**Task:**
Wherever the string "none" occurs in a line of these records, report that line.

**Dataset rows:**

★ ★ ★

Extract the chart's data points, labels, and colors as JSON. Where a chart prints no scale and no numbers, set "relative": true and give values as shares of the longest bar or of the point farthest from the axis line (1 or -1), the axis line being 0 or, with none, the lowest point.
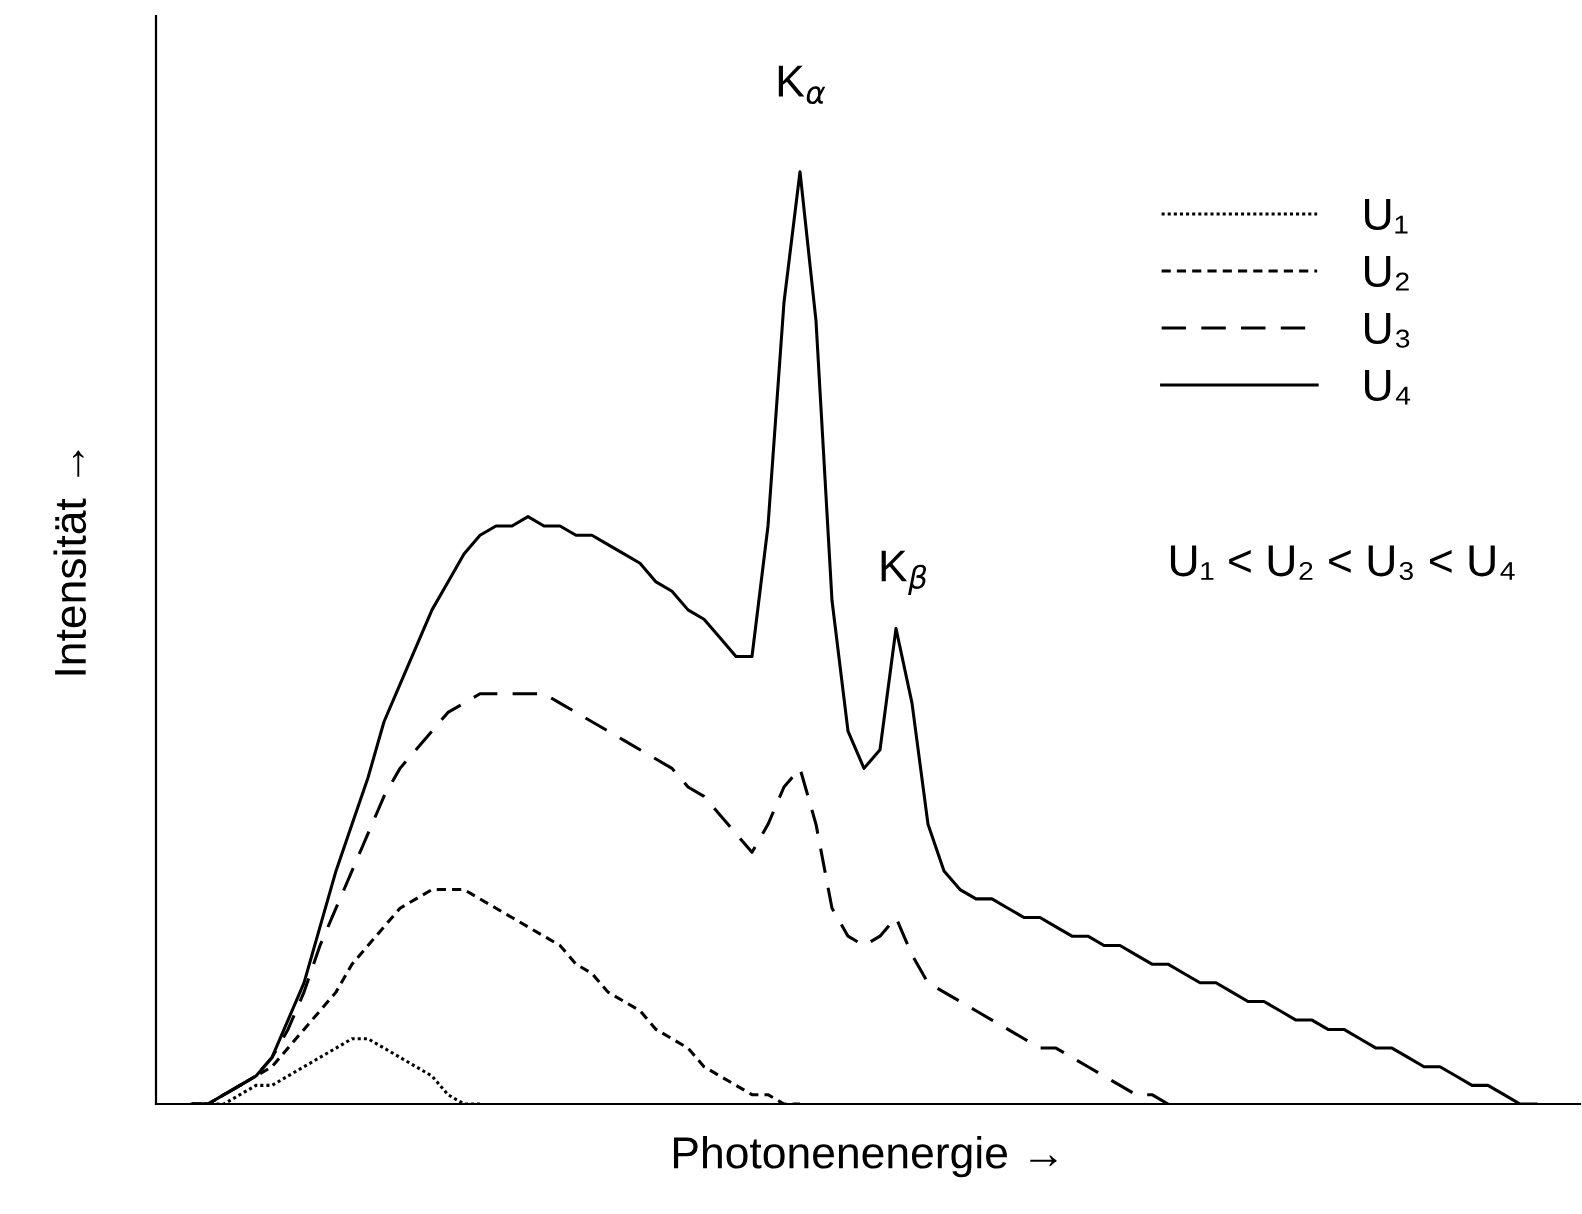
{
  "chart_data": {
    "type": "line",
    "relative": true,
    "xlabel": "Photonenenergie →",
    "ylabel": "Intensität →",
    "annotations": [
      "K$_{α}$",
      "K$_{β}$",
      "U₁ < U₂ < U₃ < U₄"
    ],
    "legend": "top right",
    "grid": false,
    "marker": "none",
    "categories": [
      null,
      null,
      null,
      null,
      null,
      null,
      null,
      null,
      null,
      null,
      null,
      null,
      null,
      null,
      null,
      null,
      null,
      null,
      null,
      null,
      null,
      null,
      null,
      null,
      null,
      null,
      null,
      null,
      null,
      null,
      null,
      null,
      null,
      null,
      null,
      null,
      null,
      null,
      null,
      null,
      null,
      null,
      null,
      null,
      null,
      null,
      null,
      null,
      null,
      null,
      null,
      null,
      null,
      null,
      null,
      null,
      null,
      null,
      null,
      null,
      null,
      null,
      null,
      null,
      null,
      null,
      null,
      null,
      null,
      null,
      null,
      null,
      null,
      null,
      null,
      null,
      null,
      null,
      null,
      null,
      null,
      null,
      null,
      null,
      null
    ],
    "series": [
      {
        "name": "U₁",
        "color": "#000000",
        "line_style": "dotted",
        "values": [
          0,
          0,
          0,
          0.01,
          0.02,
          0.02,
          0.03,
          0.04,
          0.05,
          0.06,
          0.07,
          0.07,
          0.06,
          0.05,
          0.04,
          0.03,
          0.01,
          0,
          0,
          null,
          null,
          null,
          null,
          null,
          null,
          null,
          null,
          null,
          null,
          null,
          null,
          null,
          null,
          null,
          null,
          null,
          null,
          null,
          null,
          null,
          null,
          null,
          null,
          null,
          null,
          null,
          null,
          null,
          null,
          null,
          null,
          null,
          null,
          null,
          null,
          null,
          null,
          null,
          null,
          null,
          null,
          null,
          null,
          null,
          null,
          null,
          null,
          null,
          null,
          null,
          null,
          null,
          null,
          null,
          null,
          null,
          null,
          null,
          null,
          null,
          null,
          null,
          null,
          null,
          null
        ]
      },
      {
        "name": "U₂",
        "color": "#000000",
        "line_style": "dashed",
        "values": [
          0,
          0,
          0.01,
          0.02,
          0.03,
          0.04,
          0.06,
          0.08,
          0.1,
          0.12,
          0.15,
          0.17,
          0.19,
          0.21,
          0.22,
          0.23,
          0.23,
          0.23,
          0.22,
          0.21,
          0.2,
          0.19,
          0.18,
          0.17,
          0.15,
          0.14,
          0.12,
          0.11,
          0.1,
          0.08,
          0.07,
          0.06,
          0.04,
          0.03,
          0.02,
          0.01,
          0.01,
          0,
          0,
          null,
          null,
          null,
          null,
          null,
          null,
          null,
          null,
          null,
          null,
          null,
          null,
          null,
          null,
          null,
          null,
          null,
          null,
          null,
          null,
          null,
          null,
          null,
          null,
          null,
          null,
          null,
          null,
          null,
          null,
          null,
          null,
          null,
          null,
          null,
          null,
          null,
          null,
          null,
          null,
          null,
          null,
          null,
          null,
          null,
          null
        ]
      },
      {
        "name": "U₃",
        "color": "#000000",
        "line_style": "dashed",
        "values": [
          0,
          0,
          0.01,
          0.02,
          0.03,
          0.05,
          0.08,
          0.12,
          0.17,
          0.21,
          0.25,
          0.29,
          0.33,
          0.36,
          0.38,
          0.4,
          0.42,
          0.43,
          0.44,
          0.44,
          0.44,
          0.44,
          0.44,
          0.43,
          0.42,
          0.41,
          0.4,
          0.39,
          0.38,
          0.37,
          0.36,
          0.34,
          0.33,
          0.31,
          0.29,
          0.27,
          0.3,
          0.34,
          0.36,
          0.3,
          0.21,
          0.18,
          0.17,
          0.18,
          0.2,
          0.16,
          0.13,
          0.12,
          0.11,
          0.1,
          0.09,
          0.08,
          0.07,
          0.06,
          0.06,
          0.05,
          0.04,
          0.03,
          0.02,
          0.01,
          0.01,
          0,
          null,
          null,
          null,
          null,
          null,
          null,
          null,
          null,
          null,
          null,
          null,
          null,
          null,
          null,
          null,
          null,
          null,
          null,
          null,
          null,
          null,
          null,
          null
        ]
      },
      {
        "name": "U₄",
        "color": "#000000",
        "line_style": "solid",
        "values": [
          0,
          0,
          0.01,
          0.02,
          0.03,
          0.05,
          0.09,
          0.13,
          0.19,
          0.25,
          0.3,
          0.35,
          0.41,
          0.45,
          0.49,
          0.53,
          0.56,
          0.59,
          0.61,
          0.62,
          0.62,
          0.63,
          0.62,
          0.62,
          0.61,
          0.61,
          0.6,
          0.59,
          0.58,
          0.56,
          0.55,
          0.53,
          0.52,
          0.5,
          0.48,
          0.48,
          0.62,
          0.86,
          1,
          0.84,
          0.54,
          0.4,
          0.36,
          0.38,
          0.51,
          0.43,
          0.3,
          0.25,
          0.23,
          0.22,
          0.22,
          0.21,
          0.2,
          0.2,
          0.19,
          0.18,
          0.18,
          0.17,
          0.17,
          0.16,
          0.15,
          0.15,
          0.14,
          0.13,
          0.13,
          0.12,
          0.11,
          0.11,
          0.1,
          0.09,
          0.09,
          0.08,
          0.08,
          0.07,
          0.06,
          0.06,
          0.05,
          0.04,
          0.04,
          0.03,
          0.02,
          0.02,
          0.01,
          0,
          0
        ]
      }
    ]
  }
}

★ ★ ★

**Result below:**
Extract the chart's data points, labels, and colors as JSON. Where a chart prints no scale and no numbers, set "relative": true and give values as shares of the longest bar or of the point farthest from the axis line (1 or -1), the axis line being 0 or, with none, the lowest point.
    "marker": "none",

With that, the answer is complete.